Format each line of the data below as one string in a JSON list, leaving out any blank lines.

* Begin *

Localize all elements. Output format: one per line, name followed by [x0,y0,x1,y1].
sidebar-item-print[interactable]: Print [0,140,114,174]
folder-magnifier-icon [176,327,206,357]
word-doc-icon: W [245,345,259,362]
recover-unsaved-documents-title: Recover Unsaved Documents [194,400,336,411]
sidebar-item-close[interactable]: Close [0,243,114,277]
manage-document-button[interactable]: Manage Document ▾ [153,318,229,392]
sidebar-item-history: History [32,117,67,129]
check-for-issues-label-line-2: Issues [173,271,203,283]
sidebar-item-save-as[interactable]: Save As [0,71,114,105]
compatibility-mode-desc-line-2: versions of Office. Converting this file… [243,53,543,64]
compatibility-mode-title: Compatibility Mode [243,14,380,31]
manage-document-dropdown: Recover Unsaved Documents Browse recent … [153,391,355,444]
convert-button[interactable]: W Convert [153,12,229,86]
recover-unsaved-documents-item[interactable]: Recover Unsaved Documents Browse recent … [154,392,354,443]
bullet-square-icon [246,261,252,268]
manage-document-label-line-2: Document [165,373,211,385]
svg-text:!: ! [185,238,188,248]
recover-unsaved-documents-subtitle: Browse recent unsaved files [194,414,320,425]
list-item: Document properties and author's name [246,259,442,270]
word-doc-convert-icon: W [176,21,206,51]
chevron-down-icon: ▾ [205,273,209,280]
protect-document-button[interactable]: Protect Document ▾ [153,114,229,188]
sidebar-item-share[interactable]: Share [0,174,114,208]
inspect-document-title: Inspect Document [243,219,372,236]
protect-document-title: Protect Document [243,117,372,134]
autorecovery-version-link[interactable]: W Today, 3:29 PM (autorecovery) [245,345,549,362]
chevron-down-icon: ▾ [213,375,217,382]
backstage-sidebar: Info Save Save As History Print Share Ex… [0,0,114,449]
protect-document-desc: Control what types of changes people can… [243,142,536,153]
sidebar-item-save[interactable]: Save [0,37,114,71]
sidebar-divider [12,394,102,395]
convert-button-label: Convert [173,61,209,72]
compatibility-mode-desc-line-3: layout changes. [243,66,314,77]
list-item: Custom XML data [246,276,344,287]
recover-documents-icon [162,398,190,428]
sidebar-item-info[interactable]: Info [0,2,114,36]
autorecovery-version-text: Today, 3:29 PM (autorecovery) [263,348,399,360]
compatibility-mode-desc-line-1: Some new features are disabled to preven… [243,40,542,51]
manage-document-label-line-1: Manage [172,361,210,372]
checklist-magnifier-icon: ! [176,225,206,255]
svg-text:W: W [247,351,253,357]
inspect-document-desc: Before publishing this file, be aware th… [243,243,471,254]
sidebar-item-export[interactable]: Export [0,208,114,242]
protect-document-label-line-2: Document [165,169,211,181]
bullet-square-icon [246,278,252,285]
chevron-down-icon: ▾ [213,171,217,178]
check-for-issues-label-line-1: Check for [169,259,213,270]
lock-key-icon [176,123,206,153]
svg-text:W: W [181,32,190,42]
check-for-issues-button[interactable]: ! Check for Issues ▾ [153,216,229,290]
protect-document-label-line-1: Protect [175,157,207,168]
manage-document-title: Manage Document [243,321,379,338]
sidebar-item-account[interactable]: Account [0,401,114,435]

* End *

**Expected answer**
[
  "Localize all elements. Output format: one per line, name followed by [x0,y0,x1,y1].",
  "sidebar-item-print[interactable]: Print [0,140,114,174]",
  "folder-magnifier-icon [176,327,206,357]",
  "word-doc-icon: W [245,345,259,362]",
  "recover-unsaved-documents-title: Recover Unsaved Documents [194,400,336,411]",
  "sidebar-item-close[interactable]: Close [0,243,114,277]",
  "manage-document-button[interactable]: Manage Document ▾ [153,318,229,392]",
  "sidebar-item-history: History [32,117,67,129]",
  "check-for-issues-label-line-2: Issues [173,271,203,283]",
  "sidebar-item-save-as[interactable]: Save As [0,71,114,105]",
  "compatibility-mode-desc-line-2: versions of Office. Converting this file… [243,53,543,64]",
  "compatibility-mode-title: Compatibility Mode [243,14,380,31]",
  "manage-document-dropdown: Recover Unsaved Documents Browse recent … [153,391,355,444]",
  "convert-button[interactable]: W Convert [153,12,229,86]",
  "recover-unsaved-documents-item[interactable]: Recover Unsaved Documents Browse recent … [154,392,354,443]",
  "bullet-square-icon [246,261,252,268]",
  "manage-document-label-line-2: Document [165,373,211,385]",
  "svg-text:!: ! [185,238,188,248]",
  "recover-unsaved-documents-subtitle: Browse recent unsaved files [194,414,320,425]",
  "list-item: Document properties and author's name [246,259,442,270]",
  "word-doc-convert-icon: W [176,21,206,51]",
  "chevron-down-icon: ▾ [205,273,209,280]",
  "protect-document-button[interactable]: Protect Document ▾ [153,114,229,188]",
  "sidebar-item-share[interactable]: Share [0,174,114,208]",
  "inspect-document-title: Inspect Document [243,219,372,236]",
  "protect-document-title: Protect Document [243,117,372,134]",
  "autorecovery-version-link[interactable]: W Today, 3:29 PM (autorecovery) [245,345,549,362]",
  "chevron-down-icon: ▾ [213,375,217,382]",
  "backstage-sidebar: Info Save Save As History Print Share Ex… [0,0,114,449]",
  "protect-document-desc: Control what types of changes people can… [243,142,536,153]",
  "sidebar-item-save[interactable]: Save [0,37,114,71]",
  "sidebar-divider [12,394,102,395]",
  "convert-button-label: Convert [173,61,209,72]",
  "compatibility-mode-desc-line-3: layout changes. [243,66,314,77]",
  "list-item: Custom XML data [246,276,344,287]",
  "recover-documents-icon [162,398,190,428]",
  "sidebar-item-info[interactable]: Info [0,2,114,36]",
  "autorecovery-version-text: Today, 3:29 PM (autorecovery) [263,348,399,360]",
  "compatibility-mode-desc-line-1: Some new features are disabled to preven… [243,40,542,51]",
  "manage-document-label-line-1: Manage [172,361,210,372]",
  "checklist-magnifier-icon: ! [176,225,206,255]",
  "svg-text:W: W [247,351,253,357]",
  "inspect-document-desc: Before publishing this file, be aware th… [243,243,471,254]",
  "sidebar-item-export[interactable]: Export [0,208,114,242]",
  "protect-document-label-line-2: Document [165,169,211,181]",
  "bullet-square-icon [246,278,252,285]",
  "chevron-down-icon: ▾ [213,171,217,178]",
  "check-for-issues-label-line-1: Check for [169,259,213,270]",
  "lock-key-icon [176,123,206,153]",
  "svg-text:W: W [181,32,190,42]",
  "check-for-issues-button[interactable]: ! Check for Issues ▾ [153,216,229,290]",
  "protect-document-label-line-1: Protect [175,157,207,168]",
  "manage-document-title: Manage Document [243,321,379,338]",
  "sidebar-item-account[interactable]: Account [0,401,114,435]"
]